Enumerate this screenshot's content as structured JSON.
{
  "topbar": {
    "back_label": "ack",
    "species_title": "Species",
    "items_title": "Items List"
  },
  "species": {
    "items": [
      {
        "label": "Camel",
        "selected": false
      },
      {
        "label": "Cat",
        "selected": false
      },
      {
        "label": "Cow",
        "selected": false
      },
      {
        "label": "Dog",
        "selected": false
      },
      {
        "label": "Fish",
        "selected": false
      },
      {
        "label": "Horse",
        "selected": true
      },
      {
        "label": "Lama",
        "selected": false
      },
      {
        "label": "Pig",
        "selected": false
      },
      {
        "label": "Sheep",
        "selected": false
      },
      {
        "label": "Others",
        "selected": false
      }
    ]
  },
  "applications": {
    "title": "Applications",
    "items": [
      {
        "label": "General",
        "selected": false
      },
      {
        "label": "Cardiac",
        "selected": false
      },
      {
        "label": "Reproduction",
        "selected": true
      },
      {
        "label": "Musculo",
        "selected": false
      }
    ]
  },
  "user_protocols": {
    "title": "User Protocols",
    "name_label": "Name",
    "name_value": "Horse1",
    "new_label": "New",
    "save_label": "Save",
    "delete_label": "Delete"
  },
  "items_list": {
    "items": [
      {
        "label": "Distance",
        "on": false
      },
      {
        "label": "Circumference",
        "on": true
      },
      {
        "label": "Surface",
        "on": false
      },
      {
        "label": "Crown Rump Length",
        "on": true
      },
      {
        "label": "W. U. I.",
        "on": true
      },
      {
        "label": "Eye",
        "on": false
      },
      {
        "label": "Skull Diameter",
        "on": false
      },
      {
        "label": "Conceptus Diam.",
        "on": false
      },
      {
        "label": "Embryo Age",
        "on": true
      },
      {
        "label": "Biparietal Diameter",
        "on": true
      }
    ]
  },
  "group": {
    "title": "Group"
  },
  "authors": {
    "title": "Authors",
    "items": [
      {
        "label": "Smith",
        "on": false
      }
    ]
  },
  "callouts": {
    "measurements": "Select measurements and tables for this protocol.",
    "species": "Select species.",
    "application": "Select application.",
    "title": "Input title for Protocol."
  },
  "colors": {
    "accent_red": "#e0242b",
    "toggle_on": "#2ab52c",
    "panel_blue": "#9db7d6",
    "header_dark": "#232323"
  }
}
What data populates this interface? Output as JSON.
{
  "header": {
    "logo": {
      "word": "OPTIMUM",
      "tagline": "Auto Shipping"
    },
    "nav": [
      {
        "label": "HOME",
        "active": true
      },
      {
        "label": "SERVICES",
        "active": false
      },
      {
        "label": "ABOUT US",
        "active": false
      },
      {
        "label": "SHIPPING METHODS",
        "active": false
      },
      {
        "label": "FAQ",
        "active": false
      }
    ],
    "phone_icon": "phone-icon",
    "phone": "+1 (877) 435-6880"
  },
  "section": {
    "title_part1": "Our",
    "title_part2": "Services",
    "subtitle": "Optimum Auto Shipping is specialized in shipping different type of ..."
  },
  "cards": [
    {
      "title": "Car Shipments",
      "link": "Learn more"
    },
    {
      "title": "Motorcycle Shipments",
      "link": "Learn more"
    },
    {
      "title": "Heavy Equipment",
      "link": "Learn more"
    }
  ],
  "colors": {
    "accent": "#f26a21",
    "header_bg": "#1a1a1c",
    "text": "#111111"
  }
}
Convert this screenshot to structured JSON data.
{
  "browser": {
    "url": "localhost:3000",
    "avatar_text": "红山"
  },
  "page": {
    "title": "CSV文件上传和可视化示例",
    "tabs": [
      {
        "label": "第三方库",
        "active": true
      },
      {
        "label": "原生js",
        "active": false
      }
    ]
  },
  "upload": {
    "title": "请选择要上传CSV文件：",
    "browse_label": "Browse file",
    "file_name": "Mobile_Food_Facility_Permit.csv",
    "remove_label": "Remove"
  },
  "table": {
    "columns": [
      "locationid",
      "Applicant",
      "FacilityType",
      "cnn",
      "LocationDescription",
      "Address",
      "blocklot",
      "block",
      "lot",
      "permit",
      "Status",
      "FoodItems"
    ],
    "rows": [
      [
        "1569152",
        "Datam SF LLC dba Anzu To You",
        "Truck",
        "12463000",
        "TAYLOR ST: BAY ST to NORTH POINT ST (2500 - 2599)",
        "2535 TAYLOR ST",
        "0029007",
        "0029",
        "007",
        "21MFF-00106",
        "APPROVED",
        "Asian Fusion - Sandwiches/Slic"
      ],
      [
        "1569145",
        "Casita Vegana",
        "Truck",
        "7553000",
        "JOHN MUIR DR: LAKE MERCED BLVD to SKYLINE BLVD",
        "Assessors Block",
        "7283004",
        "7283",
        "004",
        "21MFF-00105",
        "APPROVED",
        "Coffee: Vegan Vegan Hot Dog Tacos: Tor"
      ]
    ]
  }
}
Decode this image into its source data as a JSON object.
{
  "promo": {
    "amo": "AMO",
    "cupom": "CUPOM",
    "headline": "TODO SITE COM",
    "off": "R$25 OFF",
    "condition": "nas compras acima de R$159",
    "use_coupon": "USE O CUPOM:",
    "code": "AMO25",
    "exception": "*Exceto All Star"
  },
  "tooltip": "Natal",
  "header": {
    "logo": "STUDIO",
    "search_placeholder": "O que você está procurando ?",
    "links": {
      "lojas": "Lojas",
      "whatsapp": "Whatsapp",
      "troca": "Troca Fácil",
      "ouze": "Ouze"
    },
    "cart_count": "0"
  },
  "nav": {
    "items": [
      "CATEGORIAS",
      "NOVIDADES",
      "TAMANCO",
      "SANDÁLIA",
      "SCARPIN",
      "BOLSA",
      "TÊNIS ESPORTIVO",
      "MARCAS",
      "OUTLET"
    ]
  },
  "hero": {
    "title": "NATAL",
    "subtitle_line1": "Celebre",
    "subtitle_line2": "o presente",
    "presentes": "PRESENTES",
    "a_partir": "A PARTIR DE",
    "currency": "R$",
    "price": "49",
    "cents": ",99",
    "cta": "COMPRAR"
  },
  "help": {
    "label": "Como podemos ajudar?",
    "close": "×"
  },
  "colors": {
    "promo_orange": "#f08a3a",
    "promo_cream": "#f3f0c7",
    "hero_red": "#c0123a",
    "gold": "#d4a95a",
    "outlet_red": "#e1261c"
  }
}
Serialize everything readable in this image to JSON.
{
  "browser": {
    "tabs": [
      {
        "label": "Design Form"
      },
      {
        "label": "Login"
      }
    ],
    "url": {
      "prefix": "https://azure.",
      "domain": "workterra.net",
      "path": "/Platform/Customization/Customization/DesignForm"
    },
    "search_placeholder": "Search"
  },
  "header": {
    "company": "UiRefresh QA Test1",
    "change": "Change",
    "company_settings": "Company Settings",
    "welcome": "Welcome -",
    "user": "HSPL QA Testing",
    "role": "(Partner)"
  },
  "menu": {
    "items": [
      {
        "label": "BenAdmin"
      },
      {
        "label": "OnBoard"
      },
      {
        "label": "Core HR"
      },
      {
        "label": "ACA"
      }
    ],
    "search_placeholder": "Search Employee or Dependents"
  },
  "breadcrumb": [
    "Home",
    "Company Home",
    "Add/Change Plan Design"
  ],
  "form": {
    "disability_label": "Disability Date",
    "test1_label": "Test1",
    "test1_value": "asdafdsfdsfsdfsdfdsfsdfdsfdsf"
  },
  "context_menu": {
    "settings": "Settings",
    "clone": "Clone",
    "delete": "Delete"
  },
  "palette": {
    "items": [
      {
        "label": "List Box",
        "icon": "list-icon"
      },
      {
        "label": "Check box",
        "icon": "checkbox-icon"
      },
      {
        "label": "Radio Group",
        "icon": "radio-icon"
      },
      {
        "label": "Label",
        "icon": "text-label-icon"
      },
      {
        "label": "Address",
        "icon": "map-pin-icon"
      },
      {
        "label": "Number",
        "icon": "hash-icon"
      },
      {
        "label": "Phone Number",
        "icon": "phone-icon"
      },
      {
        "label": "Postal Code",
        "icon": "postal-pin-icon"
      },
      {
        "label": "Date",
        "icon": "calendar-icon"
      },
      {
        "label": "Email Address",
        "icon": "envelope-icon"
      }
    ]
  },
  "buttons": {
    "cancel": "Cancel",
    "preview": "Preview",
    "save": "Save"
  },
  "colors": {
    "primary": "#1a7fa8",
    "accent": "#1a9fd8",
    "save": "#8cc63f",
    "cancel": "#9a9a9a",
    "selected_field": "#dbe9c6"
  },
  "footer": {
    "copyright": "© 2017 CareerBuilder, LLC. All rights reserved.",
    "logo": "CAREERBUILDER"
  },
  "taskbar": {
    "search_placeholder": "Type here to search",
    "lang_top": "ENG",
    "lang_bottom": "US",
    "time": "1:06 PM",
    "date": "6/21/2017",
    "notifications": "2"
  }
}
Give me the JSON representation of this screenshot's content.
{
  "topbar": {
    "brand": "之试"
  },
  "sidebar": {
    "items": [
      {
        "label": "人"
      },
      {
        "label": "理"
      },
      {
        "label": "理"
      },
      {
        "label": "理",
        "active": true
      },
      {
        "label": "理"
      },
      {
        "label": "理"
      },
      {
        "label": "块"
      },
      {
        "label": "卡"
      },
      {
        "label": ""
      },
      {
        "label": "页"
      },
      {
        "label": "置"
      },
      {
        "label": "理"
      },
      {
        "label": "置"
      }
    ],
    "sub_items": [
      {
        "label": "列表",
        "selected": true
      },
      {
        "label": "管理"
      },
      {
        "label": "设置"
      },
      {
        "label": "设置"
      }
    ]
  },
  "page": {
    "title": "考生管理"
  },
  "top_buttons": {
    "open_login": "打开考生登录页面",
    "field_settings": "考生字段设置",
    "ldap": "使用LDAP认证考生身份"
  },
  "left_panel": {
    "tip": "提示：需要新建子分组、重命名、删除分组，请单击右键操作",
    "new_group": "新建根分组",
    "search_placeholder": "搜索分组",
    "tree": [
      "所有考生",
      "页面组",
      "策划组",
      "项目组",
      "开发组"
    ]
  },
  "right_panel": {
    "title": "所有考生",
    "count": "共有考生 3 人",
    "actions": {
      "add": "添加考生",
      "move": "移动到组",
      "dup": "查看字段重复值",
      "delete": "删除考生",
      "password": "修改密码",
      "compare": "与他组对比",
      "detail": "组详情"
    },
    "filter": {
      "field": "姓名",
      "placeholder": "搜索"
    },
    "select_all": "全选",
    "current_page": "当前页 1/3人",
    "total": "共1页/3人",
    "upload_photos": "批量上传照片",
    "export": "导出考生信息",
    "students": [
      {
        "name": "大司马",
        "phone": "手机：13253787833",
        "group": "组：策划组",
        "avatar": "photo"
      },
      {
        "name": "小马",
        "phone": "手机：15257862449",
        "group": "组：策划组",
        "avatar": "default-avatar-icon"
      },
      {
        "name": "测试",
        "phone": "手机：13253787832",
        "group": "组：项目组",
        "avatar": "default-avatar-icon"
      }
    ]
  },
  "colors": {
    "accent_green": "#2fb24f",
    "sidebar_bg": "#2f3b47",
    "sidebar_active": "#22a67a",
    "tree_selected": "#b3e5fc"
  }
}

■ **Your task**
In the entries above, find every line holding the word "image" and copy it out.

■ **Problem solution**
Decode this image into its source data as a JSON object.
Serialize everything readable in this image to JSON.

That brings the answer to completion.